PROVIDED PASSAGE
—————

Today with Hoda & Jenna  (also known as the fourth hour of Today or simply Hoda & Jenna) is an American daytime television talk show on NBC, hosted by Hoda Kotb and Jenna Bush Hager. The program airs as the fourth hour of NBC's Today at 10:00 a.m. in all time zones (subject to local delay) as a "show-within-a-show" with its own hosts, opening sequence, theme music, and website. The Monday through Thursday editions of this portion of the program air live in the Eastern Time Zone and on tape delay elsewhere; the Friday edition is pre-recorded.

The program originally began as an expansion of Today, hosted by Ann Curry, Natalie Morales and Hoda Kotb. For 11 years, the program grew as its own distinct entity as Today with Kathie Lee and Hoda, after Kotb was joined by Kathie Lee Gifford on April 7, 2008. On December 11, 2018, Gifford and NBC announced that she would be leaving Today. On February 26, 2019, it was announced that Jenna Bush Hager would be succeeding Gifford as the new co-host.

History

2007–08: Start of the fourth hour
On January 17, 2007, at its press tour sessions, NBC News announced that Today would be expanded to four hours beginning that fall. To make room on its schedule for the expansion, NBC – rather than disrupting an hour of programming time already allocated for syndicated or local programming on its stations – made the decision to cancel the low-rated daytime soap opera Passions and use that hour allocation for the new fourth hour.

The fourth hour debuted on September 10, 2007, originally hosted by Ann Curry, Natalie Morales, and Hoda Kotb.

—————

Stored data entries
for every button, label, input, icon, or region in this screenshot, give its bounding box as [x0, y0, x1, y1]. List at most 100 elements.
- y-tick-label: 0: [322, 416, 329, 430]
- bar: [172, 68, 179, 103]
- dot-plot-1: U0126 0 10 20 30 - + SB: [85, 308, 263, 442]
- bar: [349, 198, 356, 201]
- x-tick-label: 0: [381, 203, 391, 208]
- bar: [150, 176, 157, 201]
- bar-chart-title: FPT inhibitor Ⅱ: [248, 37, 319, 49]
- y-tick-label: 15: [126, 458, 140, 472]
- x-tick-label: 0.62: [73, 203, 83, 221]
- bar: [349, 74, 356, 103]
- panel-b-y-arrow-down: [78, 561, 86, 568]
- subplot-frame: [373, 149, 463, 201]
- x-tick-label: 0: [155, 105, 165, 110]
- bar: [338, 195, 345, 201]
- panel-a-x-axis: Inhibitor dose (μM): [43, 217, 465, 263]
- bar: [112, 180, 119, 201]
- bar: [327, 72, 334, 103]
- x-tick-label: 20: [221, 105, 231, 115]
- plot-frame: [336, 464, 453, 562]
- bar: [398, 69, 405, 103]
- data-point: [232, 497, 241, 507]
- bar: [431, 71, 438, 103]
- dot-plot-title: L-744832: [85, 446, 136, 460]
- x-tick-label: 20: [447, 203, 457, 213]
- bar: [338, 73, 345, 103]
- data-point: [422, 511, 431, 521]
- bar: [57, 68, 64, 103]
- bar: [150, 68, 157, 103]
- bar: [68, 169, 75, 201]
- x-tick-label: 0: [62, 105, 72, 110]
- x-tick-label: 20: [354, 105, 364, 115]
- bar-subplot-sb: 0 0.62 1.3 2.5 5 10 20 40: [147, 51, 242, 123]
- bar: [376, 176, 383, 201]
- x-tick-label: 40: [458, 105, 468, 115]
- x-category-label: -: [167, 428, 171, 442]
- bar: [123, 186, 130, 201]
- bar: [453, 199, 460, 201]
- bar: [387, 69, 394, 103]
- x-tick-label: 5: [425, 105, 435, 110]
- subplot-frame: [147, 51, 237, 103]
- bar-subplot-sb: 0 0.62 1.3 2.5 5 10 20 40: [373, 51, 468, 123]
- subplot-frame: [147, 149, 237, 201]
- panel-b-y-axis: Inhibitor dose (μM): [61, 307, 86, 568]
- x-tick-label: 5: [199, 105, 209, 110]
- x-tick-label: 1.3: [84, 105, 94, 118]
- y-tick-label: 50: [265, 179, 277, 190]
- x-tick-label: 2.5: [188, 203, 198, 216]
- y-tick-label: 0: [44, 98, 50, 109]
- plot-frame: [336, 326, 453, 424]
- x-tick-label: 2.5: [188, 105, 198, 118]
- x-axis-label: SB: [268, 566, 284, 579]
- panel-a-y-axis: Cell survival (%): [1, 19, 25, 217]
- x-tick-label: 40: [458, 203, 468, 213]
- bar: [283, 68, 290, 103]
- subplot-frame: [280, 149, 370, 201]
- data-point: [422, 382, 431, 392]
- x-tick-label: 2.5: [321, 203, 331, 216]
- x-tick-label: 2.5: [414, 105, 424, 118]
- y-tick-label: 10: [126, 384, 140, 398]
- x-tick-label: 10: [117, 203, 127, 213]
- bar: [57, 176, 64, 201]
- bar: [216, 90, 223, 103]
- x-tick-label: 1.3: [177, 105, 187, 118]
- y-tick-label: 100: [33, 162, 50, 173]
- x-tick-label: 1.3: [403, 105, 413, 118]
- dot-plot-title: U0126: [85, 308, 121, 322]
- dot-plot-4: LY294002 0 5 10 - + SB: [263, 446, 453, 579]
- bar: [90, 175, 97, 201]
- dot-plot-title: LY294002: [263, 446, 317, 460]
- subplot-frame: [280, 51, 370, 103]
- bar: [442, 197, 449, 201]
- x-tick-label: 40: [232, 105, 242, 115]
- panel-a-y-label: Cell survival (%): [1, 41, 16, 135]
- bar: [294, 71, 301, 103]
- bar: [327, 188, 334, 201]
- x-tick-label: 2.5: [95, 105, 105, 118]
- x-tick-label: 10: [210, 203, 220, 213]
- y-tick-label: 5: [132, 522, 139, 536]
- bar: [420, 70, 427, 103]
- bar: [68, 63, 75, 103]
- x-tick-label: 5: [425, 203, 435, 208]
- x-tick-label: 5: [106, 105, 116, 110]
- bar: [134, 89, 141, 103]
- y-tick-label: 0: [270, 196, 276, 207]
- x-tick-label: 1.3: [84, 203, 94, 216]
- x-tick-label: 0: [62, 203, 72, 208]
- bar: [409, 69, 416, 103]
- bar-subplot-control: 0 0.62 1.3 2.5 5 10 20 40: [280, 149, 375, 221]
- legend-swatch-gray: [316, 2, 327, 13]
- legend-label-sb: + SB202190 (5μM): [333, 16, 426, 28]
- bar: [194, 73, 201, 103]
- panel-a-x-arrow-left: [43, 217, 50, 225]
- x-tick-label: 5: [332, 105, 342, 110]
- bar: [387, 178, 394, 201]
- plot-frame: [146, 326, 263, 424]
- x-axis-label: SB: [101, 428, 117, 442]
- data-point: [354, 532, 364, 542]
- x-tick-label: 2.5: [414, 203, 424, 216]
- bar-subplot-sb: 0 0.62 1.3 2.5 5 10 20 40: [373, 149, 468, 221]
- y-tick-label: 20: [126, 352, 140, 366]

—————

TASK ITEM A
According to the passage about Today with Hoda & Jenna, which daytime soap opera did NBC cancel to make room for the fourth hour?
TASK ITEM B
Continue the passage about Today with Hoda & Jenna from the point where it stops.

EXERCISE OUTPUT A
Passions

EXERCISE OUTPUT B
2008–19: Kathie Lee and Hoda

Kathie Lee Gifford replaced Curry and Morales as co-host on April 7, 2008, and over time became more of its own distinct entity, and was being referred to more as simply Kathie Lee & Hoda, with its own website and social media presence. The fourth hour does not have news or weather segments (other than local newsbreaks aired during the first half-hour on some NBC stations, provided they air the fourth hour at 10:00 a.m.) or input from the earlier hosts and is structured virtually as a standalone talk show, with an opening "host chat" segment reminiscent of the one popularized by Gifford and Regis Philbin on Live! with Regis and Kathie Lee, as well as interviews and features focusing on entertainment, fashion and other topics aimed at female viewers.

Kathie Lee & Hoda competed with ABC's The View and CBS's The Price Is Right in most markets in the Central and Pacific Time Zones, but most stations in the Eastern Time Zone air it live one hour before those programs, as ABC and CBS's late morning daytime programs are not tape delayed for each time zone. Not all NBC affiliates carry Kathie Lee & Hoda live. The program airs on tape delay in some markets that may air it later in the morning or early afternoons at the station's discretion to make room for local news or syndicated programming.

On September 26, 2011, NBC began to rebroadcast Kathie Lee & Hoda as part of its overnight lineup (formerly known as NBC All Night) on weekday early mornings at 2:05 a.m. Eastern and Pacific Time (varied according to local scheduling; although the rebroadcast is pre-empted by NBC affiliates in a few markets, such as those owned by Graham Media Group), as a replacement for Poker After Dark, which was canceled due to legal issues involving that show's sponsor Full Tilt Poker and televised poker in general.

On December 11, 2018, NBC and Gifford announced that she will be retiring from her position of anchoring the fourth hour in April 2019, her 11th anniversary since joining Today. Kotb would continue anchoring the fourth hour.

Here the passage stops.